→ **Task to carry out**: Copy out all lines in the data below containing the string "title".

→ **Input data**:
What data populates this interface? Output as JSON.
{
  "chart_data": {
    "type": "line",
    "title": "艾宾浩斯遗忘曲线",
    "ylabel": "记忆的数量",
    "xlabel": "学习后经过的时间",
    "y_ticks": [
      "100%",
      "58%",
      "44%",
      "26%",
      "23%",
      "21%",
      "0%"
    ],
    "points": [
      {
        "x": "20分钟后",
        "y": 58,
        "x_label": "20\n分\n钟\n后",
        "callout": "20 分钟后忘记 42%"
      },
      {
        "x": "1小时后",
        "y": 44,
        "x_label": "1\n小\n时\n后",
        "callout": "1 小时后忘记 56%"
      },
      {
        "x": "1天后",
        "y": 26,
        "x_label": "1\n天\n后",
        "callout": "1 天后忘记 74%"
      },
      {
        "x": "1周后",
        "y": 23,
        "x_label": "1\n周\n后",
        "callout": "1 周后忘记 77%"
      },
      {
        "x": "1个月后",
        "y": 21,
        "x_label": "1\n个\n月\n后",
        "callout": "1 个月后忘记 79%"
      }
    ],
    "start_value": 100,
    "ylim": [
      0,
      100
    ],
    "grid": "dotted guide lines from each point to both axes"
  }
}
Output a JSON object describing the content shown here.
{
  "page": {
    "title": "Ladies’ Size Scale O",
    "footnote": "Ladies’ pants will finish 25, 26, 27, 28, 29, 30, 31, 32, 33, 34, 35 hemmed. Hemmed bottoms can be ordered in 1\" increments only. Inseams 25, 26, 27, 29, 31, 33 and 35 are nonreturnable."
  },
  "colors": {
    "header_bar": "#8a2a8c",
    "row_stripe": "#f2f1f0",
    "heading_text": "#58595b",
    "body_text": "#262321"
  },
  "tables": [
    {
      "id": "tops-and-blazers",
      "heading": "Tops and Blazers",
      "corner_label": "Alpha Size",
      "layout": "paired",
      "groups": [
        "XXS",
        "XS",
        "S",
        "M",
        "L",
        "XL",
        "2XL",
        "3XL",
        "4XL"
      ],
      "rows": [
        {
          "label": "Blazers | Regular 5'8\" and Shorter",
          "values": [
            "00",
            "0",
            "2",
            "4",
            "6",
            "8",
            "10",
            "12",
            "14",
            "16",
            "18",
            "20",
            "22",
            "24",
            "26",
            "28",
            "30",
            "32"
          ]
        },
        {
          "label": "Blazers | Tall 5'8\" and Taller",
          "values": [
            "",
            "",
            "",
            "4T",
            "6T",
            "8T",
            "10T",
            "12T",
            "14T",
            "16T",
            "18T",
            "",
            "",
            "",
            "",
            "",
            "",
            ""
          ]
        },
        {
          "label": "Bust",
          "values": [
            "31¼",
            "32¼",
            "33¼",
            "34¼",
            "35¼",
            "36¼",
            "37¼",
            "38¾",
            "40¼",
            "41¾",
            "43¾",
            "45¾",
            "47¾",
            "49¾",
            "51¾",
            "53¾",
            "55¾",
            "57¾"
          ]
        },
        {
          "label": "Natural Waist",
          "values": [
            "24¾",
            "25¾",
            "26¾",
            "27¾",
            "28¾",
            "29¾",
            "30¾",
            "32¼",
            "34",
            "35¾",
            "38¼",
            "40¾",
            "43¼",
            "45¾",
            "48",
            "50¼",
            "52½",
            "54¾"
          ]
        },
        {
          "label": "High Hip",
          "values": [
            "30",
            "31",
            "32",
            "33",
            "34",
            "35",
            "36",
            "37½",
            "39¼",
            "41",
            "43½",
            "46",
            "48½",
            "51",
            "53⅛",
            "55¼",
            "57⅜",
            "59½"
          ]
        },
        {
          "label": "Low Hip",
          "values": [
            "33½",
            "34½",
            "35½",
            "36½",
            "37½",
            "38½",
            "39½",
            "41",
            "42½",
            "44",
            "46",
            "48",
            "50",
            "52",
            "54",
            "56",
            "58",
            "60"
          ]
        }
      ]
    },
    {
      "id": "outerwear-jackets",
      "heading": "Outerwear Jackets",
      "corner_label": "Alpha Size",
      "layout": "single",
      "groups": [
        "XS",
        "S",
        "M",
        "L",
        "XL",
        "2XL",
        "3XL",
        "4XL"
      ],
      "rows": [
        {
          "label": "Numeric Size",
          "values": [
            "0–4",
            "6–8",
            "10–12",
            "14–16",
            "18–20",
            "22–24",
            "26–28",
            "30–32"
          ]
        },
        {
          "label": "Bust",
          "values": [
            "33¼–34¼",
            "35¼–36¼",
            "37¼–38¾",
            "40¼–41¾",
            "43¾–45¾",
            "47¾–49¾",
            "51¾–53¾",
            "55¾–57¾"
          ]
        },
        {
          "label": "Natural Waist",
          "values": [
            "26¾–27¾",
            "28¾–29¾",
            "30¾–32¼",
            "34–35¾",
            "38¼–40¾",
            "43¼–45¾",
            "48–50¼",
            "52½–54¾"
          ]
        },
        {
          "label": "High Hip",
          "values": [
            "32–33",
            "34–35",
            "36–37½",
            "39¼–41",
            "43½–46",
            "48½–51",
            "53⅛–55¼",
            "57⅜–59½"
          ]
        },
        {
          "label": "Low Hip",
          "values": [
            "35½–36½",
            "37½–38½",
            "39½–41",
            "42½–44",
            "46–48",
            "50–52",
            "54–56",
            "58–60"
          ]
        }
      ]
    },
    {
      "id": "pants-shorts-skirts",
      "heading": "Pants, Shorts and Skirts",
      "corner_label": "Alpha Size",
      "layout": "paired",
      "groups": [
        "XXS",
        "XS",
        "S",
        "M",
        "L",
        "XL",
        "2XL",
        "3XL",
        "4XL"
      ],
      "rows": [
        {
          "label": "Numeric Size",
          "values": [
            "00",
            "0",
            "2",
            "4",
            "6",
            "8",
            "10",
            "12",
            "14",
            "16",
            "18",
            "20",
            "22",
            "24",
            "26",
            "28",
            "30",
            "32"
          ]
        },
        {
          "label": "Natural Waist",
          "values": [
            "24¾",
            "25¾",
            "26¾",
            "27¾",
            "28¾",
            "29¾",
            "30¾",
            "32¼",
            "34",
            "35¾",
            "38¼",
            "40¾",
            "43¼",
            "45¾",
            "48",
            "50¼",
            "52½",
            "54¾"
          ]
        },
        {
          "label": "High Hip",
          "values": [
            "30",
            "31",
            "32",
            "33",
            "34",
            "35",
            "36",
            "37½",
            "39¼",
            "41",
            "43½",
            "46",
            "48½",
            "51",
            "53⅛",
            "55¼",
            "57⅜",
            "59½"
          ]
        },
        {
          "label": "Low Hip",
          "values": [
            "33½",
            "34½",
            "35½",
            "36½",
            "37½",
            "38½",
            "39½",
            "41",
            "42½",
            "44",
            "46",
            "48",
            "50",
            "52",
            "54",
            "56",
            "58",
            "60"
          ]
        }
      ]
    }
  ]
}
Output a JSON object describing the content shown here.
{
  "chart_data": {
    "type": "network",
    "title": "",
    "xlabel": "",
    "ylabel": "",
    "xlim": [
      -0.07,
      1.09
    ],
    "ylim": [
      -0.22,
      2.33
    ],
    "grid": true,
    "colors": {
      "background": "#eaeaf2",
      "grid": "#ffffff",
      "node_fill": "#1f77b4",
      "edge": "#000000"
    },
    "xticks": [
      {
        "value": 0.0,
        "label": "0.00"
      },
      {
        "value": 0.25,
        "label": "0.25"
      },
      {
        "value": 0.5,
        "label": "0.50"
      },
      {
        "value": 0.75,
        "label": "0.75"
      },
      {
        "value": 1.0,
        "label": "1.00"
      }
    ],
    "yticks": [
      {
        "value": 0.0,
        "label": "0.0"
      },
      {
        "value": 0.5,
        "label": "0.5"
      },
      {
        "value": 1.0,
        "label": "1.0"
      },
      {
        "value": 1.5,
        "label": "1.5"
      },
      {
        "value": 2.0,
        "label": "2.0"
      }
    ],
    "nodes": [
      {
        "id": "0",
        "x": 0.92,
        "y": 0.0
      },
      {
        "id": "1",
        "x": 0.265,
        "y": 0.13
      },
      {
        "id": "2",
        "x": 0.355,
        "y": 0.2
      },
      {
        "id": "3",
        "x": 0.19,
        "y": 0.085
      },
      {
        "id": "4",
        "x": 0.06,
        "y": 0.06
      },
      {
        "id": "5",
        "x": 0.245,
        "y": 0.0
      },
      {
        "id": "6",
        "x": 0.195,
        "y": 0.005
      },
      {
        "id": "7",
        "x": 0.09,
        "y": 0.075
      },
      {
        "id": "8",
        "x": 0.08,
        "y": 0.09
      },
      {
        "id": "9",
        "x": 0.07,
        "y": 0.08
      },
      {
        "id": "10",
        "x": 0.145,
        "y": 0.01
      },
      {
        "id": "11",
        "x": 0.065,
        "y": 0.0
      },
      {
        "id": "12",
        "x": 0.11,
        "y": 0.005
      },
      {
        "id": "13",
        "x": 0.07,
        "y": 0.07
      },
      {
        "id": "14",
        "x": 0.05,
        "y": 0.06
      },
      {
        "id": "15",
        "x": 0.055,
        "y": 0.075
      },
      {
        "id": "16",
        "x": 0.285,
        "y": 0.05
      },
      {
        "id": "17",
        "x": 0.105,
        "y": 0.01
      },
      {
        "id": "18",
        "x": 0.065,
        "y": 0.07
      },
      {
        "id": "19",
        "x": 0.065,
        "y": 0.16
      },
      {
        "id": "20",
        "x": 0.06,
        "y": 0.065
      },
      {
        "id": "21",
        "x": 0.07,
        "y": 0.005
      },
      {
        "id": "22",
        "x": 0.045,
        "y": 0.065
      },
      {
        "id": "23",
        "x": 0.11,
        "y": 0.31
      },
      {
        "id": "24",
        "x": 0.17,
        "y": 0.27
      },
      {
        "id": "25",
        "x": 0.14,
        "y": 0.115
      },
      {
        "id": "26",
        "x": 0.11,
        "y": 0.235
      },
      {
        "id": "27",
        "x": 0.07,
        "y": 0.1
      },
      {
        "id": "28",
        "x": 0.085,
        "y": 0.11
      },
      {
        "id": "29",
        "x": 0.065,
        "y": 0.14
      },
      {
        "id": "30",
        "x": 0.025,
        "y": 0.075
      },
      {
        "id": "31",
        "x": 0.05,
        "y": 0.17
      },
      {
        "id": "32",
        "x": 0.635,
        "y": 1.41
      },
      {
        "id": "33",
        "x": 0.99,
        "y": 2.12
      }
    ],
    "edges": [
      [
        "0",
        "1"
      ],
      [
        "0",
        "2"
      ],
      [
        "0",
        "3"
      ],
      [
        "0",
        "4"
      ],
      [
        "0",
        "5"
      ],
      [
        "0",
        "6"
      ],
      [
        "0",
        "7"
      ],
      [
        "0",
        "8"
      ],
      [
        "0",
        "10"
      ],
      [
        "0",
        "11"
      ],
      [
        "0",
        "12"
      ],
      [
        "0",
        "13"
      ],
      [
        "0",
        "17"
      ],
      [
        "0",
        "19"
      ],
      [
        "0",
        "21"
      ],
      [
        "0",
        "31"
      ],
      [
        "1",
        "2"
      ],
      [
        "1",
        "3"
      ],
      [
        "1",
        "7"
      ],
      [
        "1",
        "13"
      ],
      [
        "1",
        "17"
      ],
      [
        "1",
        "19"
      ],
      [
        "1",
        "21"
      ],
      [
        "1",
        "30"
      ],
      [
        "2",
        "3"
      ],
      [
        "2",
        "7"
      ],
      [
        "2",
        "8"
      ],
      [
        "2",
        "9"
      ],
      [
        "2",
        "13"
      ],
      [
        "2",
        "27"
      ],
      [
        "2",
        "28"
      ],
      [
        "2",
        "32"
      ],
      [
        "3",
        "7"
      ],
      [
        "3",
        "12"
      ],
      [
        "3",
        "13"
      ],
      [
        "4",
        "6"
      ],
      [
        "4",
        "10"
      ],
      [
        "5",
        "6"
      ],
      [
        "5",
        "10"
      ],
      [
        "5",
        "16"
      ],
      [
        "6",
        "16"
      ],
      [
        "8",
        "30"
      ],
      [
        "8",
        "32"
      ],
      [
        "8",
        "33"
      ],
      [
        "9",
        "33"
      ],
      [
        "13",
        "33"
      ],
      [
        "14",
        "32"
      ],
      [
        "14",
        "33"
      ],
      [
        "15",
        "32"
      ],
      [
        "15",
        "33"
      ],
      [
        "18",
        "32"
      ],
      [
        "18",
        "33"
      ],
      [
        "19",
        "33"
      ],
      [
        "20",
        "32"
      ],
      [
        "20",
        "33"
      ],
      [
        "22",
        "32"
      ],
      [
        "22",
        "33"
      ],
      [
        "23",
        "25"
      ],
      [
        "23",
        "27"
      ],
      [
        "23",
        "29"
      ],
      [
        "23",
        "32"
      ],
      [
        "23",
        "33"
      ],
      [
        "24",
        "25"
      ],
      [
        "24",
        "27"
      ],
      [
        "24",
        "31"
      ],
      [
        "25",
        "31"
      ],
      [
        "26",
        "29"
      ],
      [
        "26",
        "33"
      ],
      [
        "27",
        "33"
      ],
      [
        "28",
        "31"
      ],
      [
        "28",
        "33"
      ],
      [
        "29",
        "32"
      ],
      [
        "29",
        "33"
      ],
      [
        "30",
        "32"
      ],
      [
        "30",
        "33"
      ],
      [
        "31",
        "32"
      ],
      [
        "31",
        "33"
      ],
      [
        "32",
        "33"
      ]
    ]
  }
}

→ **Solution to this exercise**:
    "title": "艾宾浩斯遗忘曲线",
    "title": "Ladies’ Size Scale O",
    "title": "",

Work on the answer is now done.